## What to work on
The lines wanted are those in the data below that include "death".

## Extracted records
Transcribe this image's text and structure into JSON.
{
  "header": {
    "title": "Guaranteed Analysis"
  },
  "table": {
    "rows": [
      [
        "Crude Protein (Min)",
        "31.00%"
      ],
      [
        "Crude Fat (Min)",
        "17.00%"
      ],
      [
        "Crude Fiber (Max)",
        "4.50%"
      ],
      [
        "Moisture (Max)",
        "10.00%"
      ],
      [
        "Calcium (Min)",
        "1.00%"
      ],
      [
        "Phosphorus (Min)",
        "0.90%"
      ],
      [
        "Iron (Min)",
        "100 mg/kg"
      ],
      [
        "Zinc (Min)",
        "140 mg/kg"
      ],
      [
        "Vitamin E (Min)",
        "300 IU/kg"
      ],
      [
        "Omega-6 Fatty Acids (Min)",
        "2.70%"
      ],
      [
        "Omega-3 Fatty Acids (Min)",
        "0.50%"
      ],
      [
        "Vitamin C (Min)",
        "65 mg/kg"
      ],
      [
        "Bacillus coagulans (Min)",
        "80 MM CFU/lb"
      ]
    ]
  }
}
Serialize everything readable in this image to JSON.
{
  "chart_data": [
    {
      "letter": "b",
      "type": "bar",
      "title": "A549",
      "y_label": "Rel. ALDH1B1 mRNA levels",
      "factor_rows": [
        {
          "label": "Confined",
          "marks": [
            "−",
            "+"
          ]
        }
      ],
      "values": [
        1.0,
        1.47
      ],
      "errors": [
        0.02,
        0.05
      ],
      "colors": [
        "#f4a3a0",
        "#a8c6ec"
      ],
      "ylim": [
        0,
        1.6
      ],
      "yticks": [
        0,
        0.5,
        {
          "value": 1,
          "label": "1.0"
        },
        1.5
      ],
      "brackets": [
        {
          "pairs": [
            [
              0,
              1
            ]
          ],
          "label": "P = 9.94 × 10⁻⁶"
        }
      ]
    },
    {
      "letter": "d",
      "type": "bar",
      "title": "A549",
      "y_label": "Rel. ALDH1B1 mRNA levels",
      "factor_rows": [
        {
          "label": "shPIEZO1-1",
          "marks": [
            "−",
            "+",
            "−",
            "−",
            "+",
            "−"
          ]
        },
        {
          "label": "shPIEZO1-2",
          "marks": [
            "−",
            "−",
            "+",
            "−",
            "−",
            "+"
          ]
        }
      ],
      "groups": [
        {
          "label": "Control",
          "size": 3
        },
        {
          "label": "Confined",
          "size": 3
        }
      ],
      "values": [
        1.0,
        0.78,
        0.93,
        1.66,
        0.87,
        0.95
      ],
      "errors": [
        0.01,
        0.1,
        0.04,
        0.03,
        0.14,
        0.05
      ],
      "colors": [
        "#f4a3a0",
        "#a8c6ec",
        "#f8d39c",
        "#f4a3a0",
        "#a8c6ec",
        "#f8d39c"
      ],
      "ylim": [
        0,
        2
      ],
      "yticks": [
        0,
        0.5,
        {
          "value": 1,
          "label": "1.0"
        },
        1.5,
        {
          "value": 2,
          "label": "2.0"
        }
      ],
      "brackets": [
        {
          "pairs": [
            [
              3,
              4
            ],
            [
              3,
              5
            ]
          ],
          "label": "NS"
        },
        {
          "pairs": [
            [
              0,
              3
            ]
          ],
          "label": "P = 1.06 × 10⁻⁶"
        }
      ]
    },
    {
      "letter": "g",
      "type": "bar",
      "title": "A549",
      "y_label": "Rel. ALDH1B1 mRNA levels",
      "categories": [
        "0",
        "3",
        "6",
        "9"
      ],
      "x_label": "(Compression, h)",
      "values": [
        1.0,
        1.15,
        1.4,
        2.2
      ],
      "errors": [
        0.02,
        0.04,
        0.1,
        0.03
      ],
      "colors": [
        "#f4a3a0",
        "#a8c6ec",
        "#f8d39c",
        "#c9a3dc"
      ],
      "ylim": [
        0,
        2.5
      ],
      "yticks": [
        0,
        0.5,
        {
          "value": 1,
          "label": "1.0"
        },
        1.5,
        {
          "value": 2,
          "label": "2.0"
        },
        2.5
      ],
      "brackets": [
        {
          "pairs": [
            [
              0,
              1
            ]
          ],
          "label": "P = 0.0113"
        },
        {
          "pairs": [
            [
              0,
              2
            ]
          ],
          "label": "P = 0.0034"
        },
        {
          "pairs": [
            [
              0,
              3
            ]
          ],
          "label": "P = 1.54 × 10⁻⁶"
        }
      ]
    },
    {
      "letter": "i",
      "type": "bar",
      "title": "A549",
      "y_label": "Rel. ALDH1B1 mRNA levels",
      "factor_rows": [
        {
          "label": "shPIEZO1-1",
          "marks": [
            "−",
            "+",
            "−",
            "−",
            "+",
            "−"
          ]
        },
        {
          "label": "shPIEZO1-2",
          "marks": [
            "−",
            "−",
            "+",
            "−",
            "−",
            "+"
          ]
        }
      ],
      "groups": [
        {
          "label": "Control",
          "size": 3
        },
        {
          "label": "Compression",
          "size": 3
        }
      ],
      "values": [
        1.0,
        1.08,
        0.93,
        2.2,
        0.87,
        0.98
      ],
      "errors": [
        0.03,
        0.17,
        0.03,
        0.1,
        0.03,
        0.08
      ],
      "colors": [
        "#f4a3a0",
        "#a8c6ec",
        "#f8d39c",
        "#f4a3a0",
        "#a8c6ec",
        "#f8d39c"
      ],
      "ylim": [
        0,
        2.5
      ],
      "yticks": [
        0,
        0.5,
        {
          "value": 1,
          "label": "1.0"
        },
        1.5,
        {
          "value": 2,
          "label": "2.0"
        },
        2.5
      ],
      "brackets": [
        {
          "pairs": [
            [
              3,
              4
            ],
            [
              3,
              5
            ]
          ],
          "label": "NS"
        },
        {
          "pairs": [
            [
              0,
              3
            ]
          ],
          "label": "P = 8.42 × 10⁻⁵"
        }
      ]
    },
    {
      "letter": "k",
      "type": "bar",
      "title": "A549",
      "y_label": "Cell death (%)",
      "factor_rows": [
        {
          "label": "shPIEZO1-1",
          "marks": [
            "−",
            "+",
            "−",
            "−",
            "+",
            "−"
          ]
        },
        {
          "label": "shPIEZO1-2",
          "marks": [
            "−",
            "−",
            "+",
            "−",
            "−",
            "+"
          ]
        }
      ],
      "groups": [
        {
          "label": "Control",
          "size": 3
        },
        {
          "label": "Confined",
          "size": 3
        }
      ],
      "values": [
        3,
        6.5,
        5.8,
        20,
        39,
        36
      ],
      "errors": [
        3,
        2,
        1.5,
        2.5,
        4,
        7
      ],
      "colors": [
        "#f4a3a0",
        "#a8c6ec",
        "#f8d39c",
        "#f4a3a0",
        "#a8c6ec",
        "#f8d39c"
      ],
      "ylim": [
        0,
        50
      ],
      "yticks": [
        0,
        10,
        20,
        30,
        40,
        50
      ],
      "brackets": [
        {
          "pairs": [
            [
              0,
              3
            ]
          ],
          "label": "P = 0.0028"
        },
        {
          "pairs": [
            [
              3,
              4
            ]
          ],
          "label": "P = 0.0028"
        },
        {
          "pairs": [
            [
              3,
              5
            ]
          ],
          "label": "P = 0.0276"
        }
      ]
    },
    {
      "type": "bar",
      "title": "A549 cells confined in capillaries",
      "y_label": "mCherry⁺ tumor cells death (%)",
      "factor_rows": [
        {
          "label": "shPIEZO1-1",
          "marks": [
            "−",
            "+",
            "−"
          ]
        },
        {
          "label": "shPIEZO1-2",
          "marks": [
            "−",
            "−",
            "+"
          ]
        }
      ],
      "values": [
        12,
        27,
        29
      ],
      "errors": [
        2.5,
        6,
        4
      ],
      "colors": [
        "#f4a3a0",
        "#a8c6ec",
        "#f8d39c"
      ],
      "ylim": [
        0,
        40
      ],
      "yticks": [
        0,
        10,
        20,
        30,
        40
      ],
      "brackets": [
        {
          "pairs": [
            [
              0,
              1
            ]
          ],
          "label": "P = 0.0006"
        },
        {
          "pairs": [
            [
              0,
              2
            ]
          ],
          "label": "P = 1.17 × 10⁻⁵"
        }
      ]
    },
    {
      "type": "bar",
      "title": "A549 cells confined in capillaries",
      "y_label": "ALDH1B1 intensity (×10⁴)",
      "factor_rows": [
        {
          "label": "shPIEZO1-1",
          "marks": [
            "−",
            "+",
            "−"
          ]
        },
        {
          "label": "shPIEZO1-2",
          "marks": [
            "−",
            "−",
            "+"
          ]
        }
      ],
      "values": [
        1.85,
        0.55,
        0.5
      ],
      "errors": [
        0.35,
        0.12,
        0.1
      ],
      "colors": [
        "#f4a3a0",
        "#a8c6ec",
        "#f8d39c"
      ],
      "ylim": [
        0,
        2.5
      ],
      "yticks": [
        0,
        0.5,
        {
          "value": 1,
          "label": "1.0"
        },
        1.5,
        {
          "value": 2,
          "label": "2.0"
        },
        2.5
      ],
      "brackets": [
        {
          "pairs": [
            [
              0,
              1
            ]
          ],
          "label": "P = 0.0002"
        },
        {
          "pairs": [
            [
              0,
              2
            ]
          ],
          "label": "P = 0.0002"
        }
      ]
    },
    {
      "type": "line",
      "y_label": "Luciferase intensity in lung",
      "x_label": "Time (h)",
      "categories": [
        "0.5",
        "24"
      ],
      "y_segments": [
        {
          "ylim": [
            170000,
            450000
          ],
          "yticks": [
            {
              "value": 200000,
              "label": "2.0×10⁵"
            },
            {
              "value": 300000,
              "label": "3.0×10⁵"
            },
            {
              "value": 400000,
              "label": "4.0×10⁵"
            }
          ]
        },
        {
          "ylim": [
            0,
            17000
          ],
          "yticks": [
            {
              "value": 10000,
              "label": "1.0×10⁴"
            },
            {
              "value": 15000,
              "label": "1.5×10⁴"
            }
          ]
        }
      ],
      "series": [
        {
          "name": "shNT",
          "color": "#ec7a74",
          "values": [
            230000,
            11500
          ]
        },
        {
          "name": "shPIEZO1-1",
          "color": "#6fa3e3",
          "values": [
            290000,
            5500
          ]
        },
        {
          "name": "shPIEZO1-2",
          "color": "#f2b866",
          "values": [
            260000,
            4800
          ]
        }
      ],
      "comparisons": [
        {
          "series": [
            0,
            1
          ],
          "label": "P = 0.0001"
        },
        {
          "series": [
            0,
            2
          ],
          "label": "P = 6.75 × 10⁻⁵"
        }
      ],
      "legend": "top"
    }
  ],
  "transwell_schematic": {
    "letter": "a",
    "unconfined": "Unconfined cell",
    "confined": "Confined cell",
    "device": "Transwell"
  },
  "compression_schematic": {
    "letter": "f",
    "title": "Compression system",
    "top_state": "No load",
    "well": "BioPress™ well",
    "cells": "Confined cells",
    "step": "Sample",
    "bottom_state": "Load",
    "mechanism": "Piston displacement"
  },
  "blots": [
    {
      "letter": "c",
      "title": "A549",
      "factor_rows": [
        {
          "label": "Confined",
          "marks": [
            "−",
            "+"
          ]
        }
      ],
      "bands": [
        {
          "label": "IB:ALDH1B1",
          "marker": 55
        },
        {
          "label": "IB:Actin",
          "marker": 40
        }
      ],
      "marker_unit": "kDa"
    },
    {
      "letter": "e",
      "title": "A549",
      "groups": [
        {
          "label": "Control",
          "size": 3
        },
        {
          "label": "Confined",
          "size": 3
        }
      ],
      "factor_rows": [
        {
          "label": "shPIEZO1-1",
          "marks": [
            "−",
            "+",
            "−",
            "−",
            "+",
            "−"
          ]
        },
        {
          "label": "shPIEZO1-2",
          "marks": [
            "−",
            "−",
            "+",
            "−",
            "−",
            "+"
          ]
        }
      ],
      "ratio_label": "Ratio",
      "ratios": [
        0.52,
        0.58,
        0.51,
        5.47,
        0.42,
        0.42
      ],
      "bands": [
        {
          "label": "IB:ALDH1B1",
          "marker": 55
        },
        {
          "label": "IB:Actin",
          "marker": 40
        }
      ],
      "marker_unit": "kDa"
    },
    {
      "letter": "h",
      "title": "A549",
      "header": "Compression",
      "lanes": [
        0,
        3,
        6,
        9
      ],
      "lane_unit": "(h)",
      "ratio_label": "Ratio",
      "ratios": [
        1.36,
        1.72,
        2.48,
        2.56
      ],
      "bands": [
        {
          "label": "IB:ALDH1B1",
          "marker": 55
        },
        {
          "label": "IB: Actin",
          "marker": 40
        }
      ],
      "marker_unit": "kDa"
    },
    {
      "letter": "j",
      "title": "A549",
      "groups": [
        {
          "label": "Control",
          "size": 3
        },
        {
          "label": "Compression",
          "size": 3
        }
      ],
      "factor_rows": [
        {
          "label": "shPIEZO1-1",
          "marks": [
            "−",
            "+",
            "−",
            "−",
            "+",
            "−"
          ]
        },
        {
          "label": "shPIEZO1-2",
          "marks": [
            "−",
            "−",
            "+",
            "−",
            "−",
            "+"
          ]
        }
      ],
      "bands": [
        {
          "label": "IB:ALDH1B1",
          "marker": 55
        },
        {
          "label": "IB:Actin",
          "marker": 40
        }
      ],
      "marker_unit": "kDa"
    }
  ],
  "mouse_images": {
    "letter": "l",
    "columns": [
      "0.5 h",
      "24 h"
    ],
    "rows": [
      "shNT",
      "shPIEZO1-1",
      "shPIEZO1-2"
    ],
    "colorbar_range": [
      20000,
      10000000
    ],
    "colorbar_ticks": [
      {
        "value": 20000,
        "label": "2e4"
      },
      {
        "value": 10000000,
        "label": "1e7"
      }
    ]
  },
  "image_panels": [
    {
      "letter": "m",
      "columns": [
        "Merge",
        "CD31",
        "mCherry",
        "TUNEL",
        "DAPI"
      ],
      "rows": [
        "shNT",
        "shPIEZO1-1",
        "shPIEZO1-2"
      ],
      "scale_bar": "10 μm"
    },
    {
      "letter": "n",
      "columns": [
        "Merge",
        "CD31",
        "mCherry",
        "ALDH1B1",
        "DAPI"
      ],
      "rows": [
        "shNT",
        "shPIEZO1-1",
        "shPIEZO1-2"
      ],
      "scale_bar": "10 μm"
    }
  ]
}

## Output
      "y_label": "Cell death (%)",
      "y_label": "mCherry⁺ tumor cells death (%)",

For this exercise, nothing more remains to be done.